┌──
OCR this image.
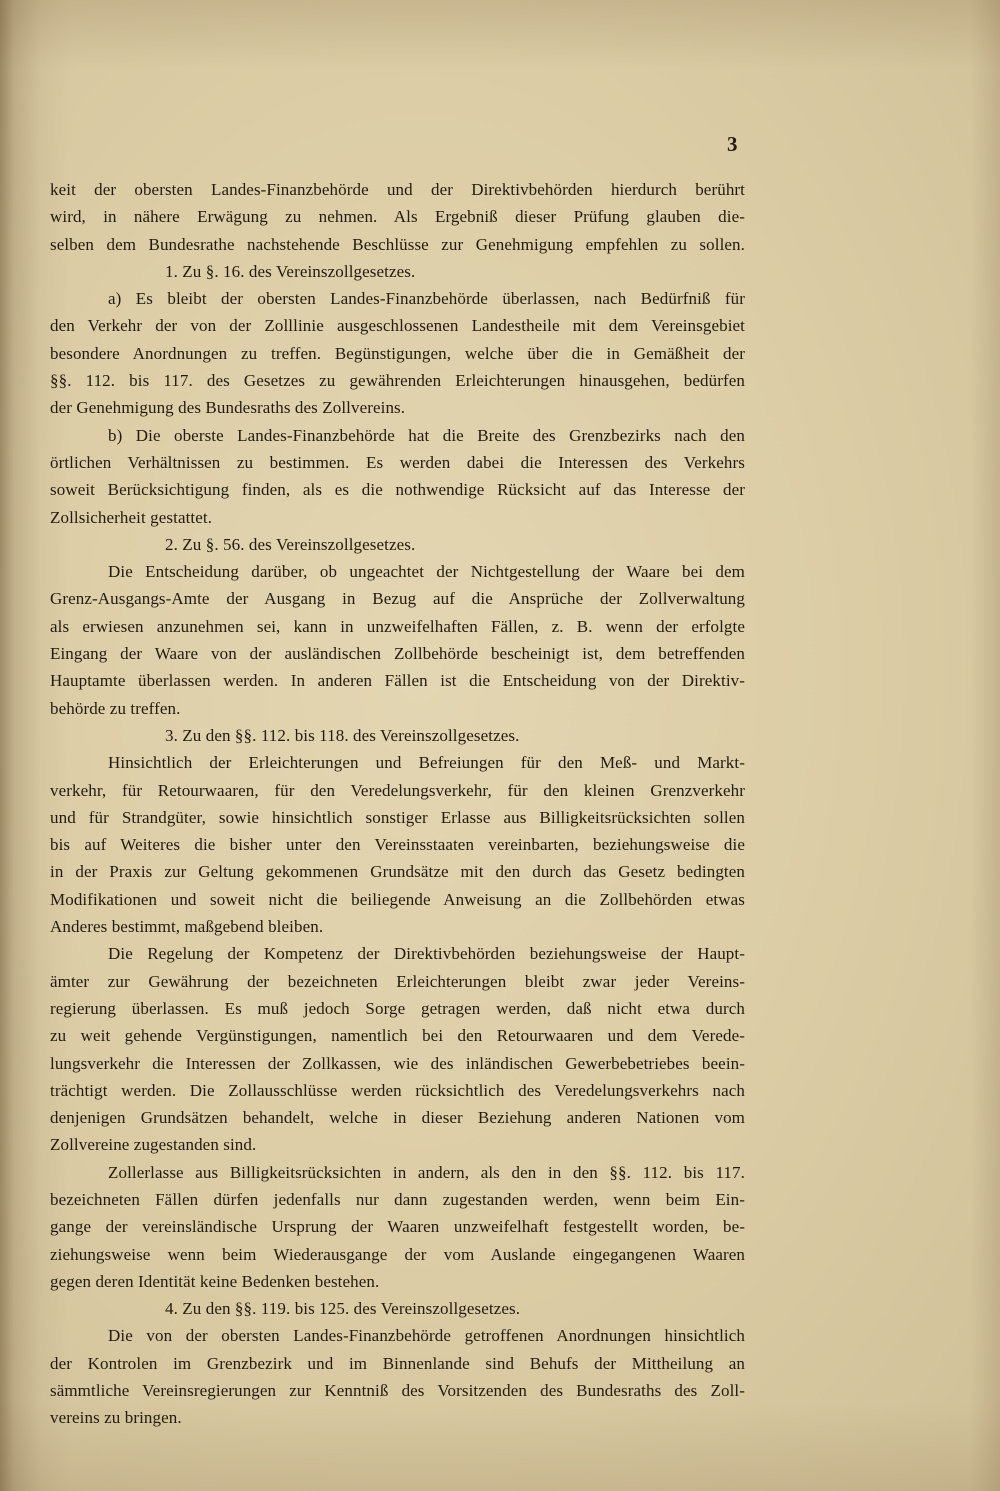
3
keit der obersten Landes-Finanzbehörde und der Direktivbehörden hierdurch berührt
wird, in nähere Erwägung zu nehmen. Als Ergebniß dieser Prüfung glauben die-
selben dem Bundesrathe nachstehende Beschlüsse zur Genehmigung empfehlen zu sollen.
1. Zu §. 16. des Vereinszollgesetzes.
a) Es bleibt der obersten Landes-Finanzbehörde überlassen, nach Bedürfniß für
den Verkehr der von der Zolllinie ausgeschlossenen Landestheile mit dem Vereinsgebiet
besondere Anordnungen zu treffen. Begünstigungen, welche über die in Gemäßheit der
§§. 112. bis 117. des Gesetzes zu gewährenden Erleichterungen hinausgehen, bedürfen
der Genehmigung des Bundesraths des Zollvereins.
b) Die oberste Landes-Finanzbehörde hat die Breite des Grenzbezirks nach den
örtlichen Verhältnissen zu bestimmen. Es werden dabei die Interessen des Verkehrs
soweit Berücksichtigung finden, als es die nothwendige Rücksicht auf das Interesse der
Zollsicherheit gestattet.
2. Zu §. 56. des Vereinszollgesetzes.
Die Entscheidung darüber, ob ungeachtet der Nichtgestellung der Waare bei dem
Grenz-Ausgangs-Amte der Ausgang in Bezug auf die Ansprüche der Zollverwaltung
als erwiesen anzunehmen sei, kann in unzweifelhaften Fällen, z. B. wenn der erfolgte
Eingang der Waare von der ausländischen Zollbehörde bescheinigt ist, dem betreffenden
Hauptamte überlassen werden. In anderen Fällen ist die Entscheidung von der Direktiv-
behörde zu treffen.
3. Zu den §§. 112. bis 118. des Vereinszollgesetzes.
Hinsichtlich der Erleichterungen und Befreiungen für den Meß- und Markt-
verkehr, für Retourwaaren, für den Veredelungsverkehr, für den kleinen Grenzverkehr
und für Strandgüter, sowie hinsichtlich sonstiger Erlasse aus Billigkeitsrücksichten sollen
bis auf Weiteres die bisher unter den Vereinsstaaten vereinbarten, beziehungsweise die
in der Praxis zur Geltung gekommenen Grundsätze mit den durch das Gesetz bedingten
Modifikationen und soweit nicht die beiliegende Anweisung an die Zollbehörden etwas
Anderes bestimmt, maßgebend bleiben.
Die Regelung der Kompetenz der Direktivbehörden beziehungsweise der Haupt-
ämter zur Gewährung der bezeichneten Erleichterungen bleibt zwar jeder Vereins-
regierung überlassen. Es muß jedoch Sorge getragen werden, daß nicht etwa durch
zu weit gehende Vergünstigungen, namentlich bei den Retourwaaren und dem Verede-
lungsverkehr die Interessen der Zollkassen, wie des inländischen Gewerbebetriebes beein-
trächtigt werden. Die Zollausschlüsse werden rücksichtlich des Veredelungsverkehrs nach
denjenigen Grundsätzen behandelt, welche in dieser Beziehung anderen Nationen vom
Zollvereine zugestanden sind.
Zollerlasse aus Billigkeitsrücksichten in andern, als den in den §§. 112. bis 117.
bezeichneten Fällen dürfen jedenfalls nur dann zugestanden werden, wenn beim Ein-
gange der vereinsländische Ursprung der Waaren unzweifelhaft festgestellt worden, be-
ziehungsweise wenn beim Wiederausgange der vom Auslande eingegangenen Waaren
gegen deren Identität keine Bedenken bestehen.
4. Zu den §§. 119. bis 125. des Vereinszollgesetzes.
Die von der obersten Landes-Finanzbehörde getroffenen Anordnungen hinsichtlich
der Kontrolen im Grenzbezirk und im Binnenlande sind Behufs der Mittheilung an
sämmtliche Vereinsregierungen zur Kenntniß des Vorsitzenden des Bundesraths des Zoll-
vereins zu bringen.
└──
§ Set exercise
Write the full listing out again with every line unchanged, but include no pictures.

§ Solution
OCR this image.
3
keit der obersten Landes-Finanzbehörde und der Direktivbehörden hierdurch berührt
wird, in nähere Erwägung zu nehmen. Als Ergebniß dieser Prüfung glauben die-
selben dem Bundesrathe nachstehende Beschlüsse zur Genehmigung empfehlen zu sollen.
1. Zu §. 16. des Vereinszollgesetzes.
a) Es bleibt der obersten Landes-Finanzbehörde überlassen, nach Bedürfniß für
den Verkehr der von der Zolllinie ausgeschlossenen Landestheile mit dem Vereinsgebiet
besondere Anordnungen zu treffen. Begünstigungen, welche über die in Gemäßheit der
§§. 112. bis 117. des Gesetzes zu gewährenden Erleichterungen hinausgehen, bedürfen
der Genehmigung des Bundesraths des Zollvereins.
b) Die oberste Landes-Finanzbehörde hat die Breite des Grenzbezirks nach den
örtlichen Verhältnissen zu bestimmen. Es werden dabei die Interessen des Verkehrs
soweit Berücksichtigung finden, als es die nothwendige Rücksicht auf das Interesse der
Zollsicherheit gestattet.
2. Zu §. 56. des Vereinszollgesetzes.
Die Entscheidung darüber, ob ungeachtet der Nichtgestellung der Waare bei dem
Grenz-Ausgangs-Amte der Ausgang in Bezug auf die Ansprüche der Zollverwaltung
als erwiesen anzunehmen sei, kann in unzweifelhaften Fällen, z. B. wenn der erfolgte
Eingang der Waare von der ausländischen Zollbehörde bescheinigt ist, dem betreffenden
Hauptamte überlassen werden. In anderen Fällen ist die Entscheidung von der Direktiv-
behörde zu treffen.
3. Zu den §§. 112. bis 118. des Vereinszollgesetzes.
Hinsichtlich der Erleichterungen und Befreiungen für den Meß- und Markt-
verkehr, für Retourwaaren, für den Veredelungsverkehr, für den kleinen Grenzverkehr
und für Strandgüter, sowie hinsichtlich sonstiger Erlasse aus Billigkeitsrücksichten sollen
bis auf Weiteres die bisher unter den Vereinsstaaten vereinbarten, beziehungsweise die
in der Praxis zur Geltung gekommenen Grundsätze mit den durch das Gesetz bedingten
Modifikationen und soweit nicht die beiliegende Anweisung an die Zollbehörden etwas
Anderes bestimmt, maßgebend bleiben.
Die Regelung der Kompetenz der Direktivbehörden beziehungsweise der Haupt-
ämter zur Gewährung der bezeichneten Erleichterungen bleibt zwar jeder Vereins-
regierung überlassen. Es muß jedoch Sorge getragen werden, daß nicht etwa durch
zu weit gehende Vergünstigungen, namentlich bei den Retourwaaren und dem Verede-
lungsverkehr die Interessen der Zollkassen, wie des inländischen Gewerbebetriebes beein-
trächtigt werden. Die Zollausschlüsse werden rücksichtlich des Veredelungsverkehrs nach
denjenigen Grundsätzen behandelt, welche in dieser Beziehung anderen Nationen vom
Zollvereine zugestanden sind.
Zollerlasse aus Billigkeitsrücksichten in andern, als den in den §§. 112. bis 117.
bezeichneten Fällen dürfen jedenfalls nur dann zugestanden werden, wenn beim Ein-
gange der vereinsländische Ursprung der Waaren unzweifelhaft festgestellt worden, be-
ziehungsweise wenn beim Wiederausgange der vom Auslande eingegangenen Waaren
gegen deren Identität keine Bedenken bestehen.
4. Zu den §§. 119. bis 125. des Vereinszollgesetzes.
Die von der obersten Landes-Finanzbehörde getroffenen Anordnungen hinsichtlich
der Kontrolen im Grenzbezirk und im Binnenlande sind Behufs der Mittheilung an
sämmtliche Vereinsregierungen zur Kenntniß des Vorsitzenden des Bundesraths des Zoll-
vereins zu bringen.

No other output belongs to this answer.